Set problem =>
For each line that holds "chevron", copy the line out.

---- Given information

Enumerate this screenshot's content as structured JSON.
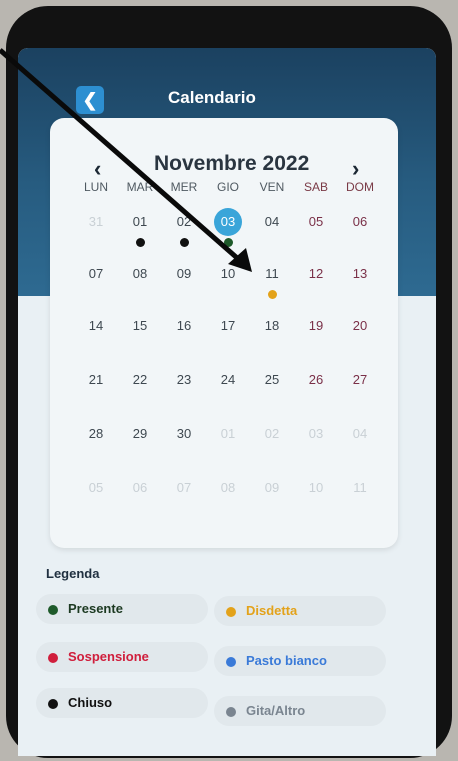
{
  "header": {
    "title": "Calendario",
    "back_icon": "chevron-left-icon"
  },
  "calendar": {
    "month_label": "Novembre 2022",
    "prev_icon": "chevron-left-icon",
    "next_icon": "chevron-right-icon",
    "weekdays": [
      "LUN",
      "MAR",
      "MER",
      "GIO",
      "VEN",
      "SAB",
      "DOM"
    ],
    "weeks": [
      [
        "31",
        "01",
        "02",
        "03",
        "04",
        "05",
        "06"
      ],
      [
        "07",
        "08",
        "09",
        "10",
        "11",
        "12",
        "13"
      ],
      [
        "14",
        "15",
        "16",
        "17",
        "18",
        "19",
        "20"
      ],
      [
        "21",
        "22",
        "23",
        "24",
        "25",
        "26",
        "27"
      ],
      [
        "28",
        "29",
        "30",
        "01",
        "02",
        "03",
        "04"
      ],
      [
        "05",
        "06",
        "07",
        "08",
        "09",
        "10",
        "11"
      ]
    ],
    "today": "03",
    "markers": [
      {
        "day": "01",
        "status": "Chiuso"
      },
      {
        "day": "02",
        "status": "Chiuso"
      },
      {
        "day": "03",
        "status": "Presente"
      },
      {
        "day": "11",
        "status": "Disdetta"
      }
    ]
  },
  "legend": {
    "title": "Legenda",
    "items": [
      {
        "label": "Presente",
        "color": "#1e5a2a"
      },
      {
        "label": "Disdetta",
        "color": "#e3a21a"
      },
      {
        "label": "Sospensione",
        "color": "#d01e3c"
      },
      {
        "label": "Pasto bianco",
        "color": "#3a7ad8"
      },
      {
        "label": "Chiuso",
        "color": "#111111"
      },
      {
        "label": "Gita/Altro",
        "color": "#7a8590"
      }
    ]
  },
  "colors": {
    "header": "#1b4160",
    "today_highlight": "#3aa5d9",
    "arrow": "#0a0a0a"
  }
}
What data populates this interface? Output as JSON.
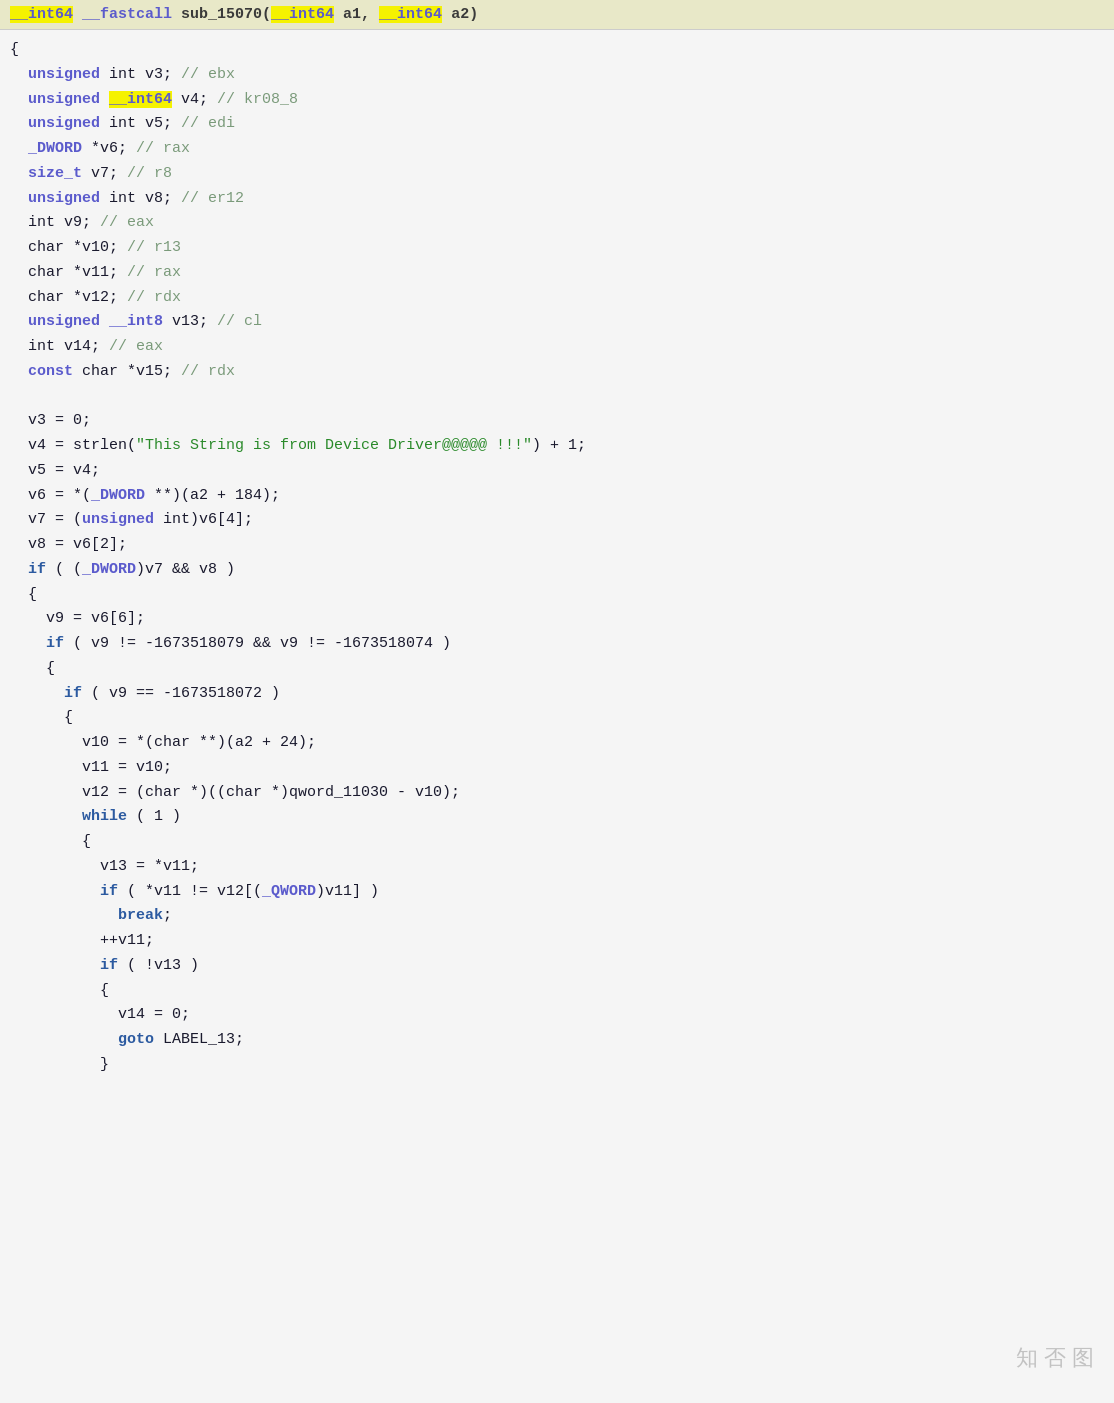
{
  "header": {
    "text": "__int64 __fastcall sub_15070(__int64 a1, __int64 a2)"
  },
  "code": {
    "lines": [
      {
        "id": 1,
        "content": "{"
      },
      {
        "id": 2,
        "content": "  unsigned int v3; // ebx"
      },
      {
        "id": 3,
        "content": "  unsigned __int64 v4; // kr08_8"
      },
      {
        "id": 4,
        "content": "  unsigned int v5; // edi"
      },
      {
        "id": 5,
        "content": "  _DWORD *v6; // rax"
      },
      {
        "id": 6,
        "content": "  size_t v7; // r8"
      },
      {
        "id": 7,
        "content": "  unsigned int v8; // er12"
      },
      {
        "id": 8,
        "content": "  int v9; // eax"
      },
      {
        "id": 9,
        "content": "  char *v10; // r13"
      },
      {
        "id": 10,
        "content": "  char *v11; // rax"
      },
      {
        "id": 11,
        "content": "  char *v12; // rdx"
      },
      {
        "id": 12,
        "content": "  unsigned __int8 v13; // cl"
      },
      {
        "id": 13,
        "content": "  int v14; // eax"
      },
      {
        "id": 14,
        "content": "  const char *v15; // rdx"
      },
      {
        "id": 15,
        "content": ""
      },
      {
        "id": 16,
        "content": "  v3 = 0;"
      },
      {
        "id": 17,
        "content": "  v4 = strlen(\"This String is from Device Driver@@@@@ !!!\") + 1;"
      },
      {
        "id": 18,
        "content": "  v5 = v4;"
      },
      {
        "id": 19,
        "content": "  v6 = *(_DWORD **)(a2 + 184);"
      },
      {
        "id": 20,
        "content": "  v7 = (unsigned int)v6[4];"
      },
      {
        "id": 21,
        "content": "  v8 = v6[2];"
      },
      {
        "id": 22,
        "content": "  if ( (_DWORD)v7 && v8 )"
      },
      {
        "id": 23,
        "content": "  {"
      },
      {
        "id": 24,
        "content": "    v9 = v6[6];"
      },
      {
        "id": 25,
        "content": "    if ( v9 != -1673518079 && v9 != -1673518074 )"
      },
      {
        "id": 26,
        "content": "    {"
      },
      {
        "id": 27,
        "content": "      if ( v9 == -1673518072 )"
      },
      {
        "id": 28,
        "content": "      {"
      },
      {
        "id": 29,
        "content": "        v10 = *(char **)(a2 + 24);"
      },
      {
        "id": 30,
        "content": "        v11 = v10;"
      },
      {
        "id": 31,
        "content": "        v12 = (char *)((char *)qword_11030 - v10);"
      },
      {
        "id": 32,
        "content": "        while ( 1 )"
      },
      {
        "id": 33,
        "content": "        {"
      },
      {
        "id": 34,
        "content": "          v13 = *v11;"
      },
      {
        "id": 35,
        "content": "          if ( *v11 != v12[(_QWORD)v11] )"
      },
      {
        "id": 36,
        "content": "            break;"
      },
      {
        "id": 37,
        "content": "          ++v11;"
      },
      {
        "id": 38,
        "content": "          if ( !v13 )"
      },
      {
        "id": 39,
        "content": "          {"
      },
      {
        "id": 40,
        "content": "            v14 = 0;"
      },
      {
        "id": 41,
        "content": "            goto LABEL_13;"
      },
      {
        "id": 42,
        "content": "          }"
      },
      {
        "id": 43,
        "content": ""
      }
    ]
  },
  "watermark": "知 否 图"
}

--------

Result of the exercise =>
    "back_icon": "chevron-left-icon"
    "prev_icon": "chevron-left-icon",
    "next_icon": "chevron-right-icon",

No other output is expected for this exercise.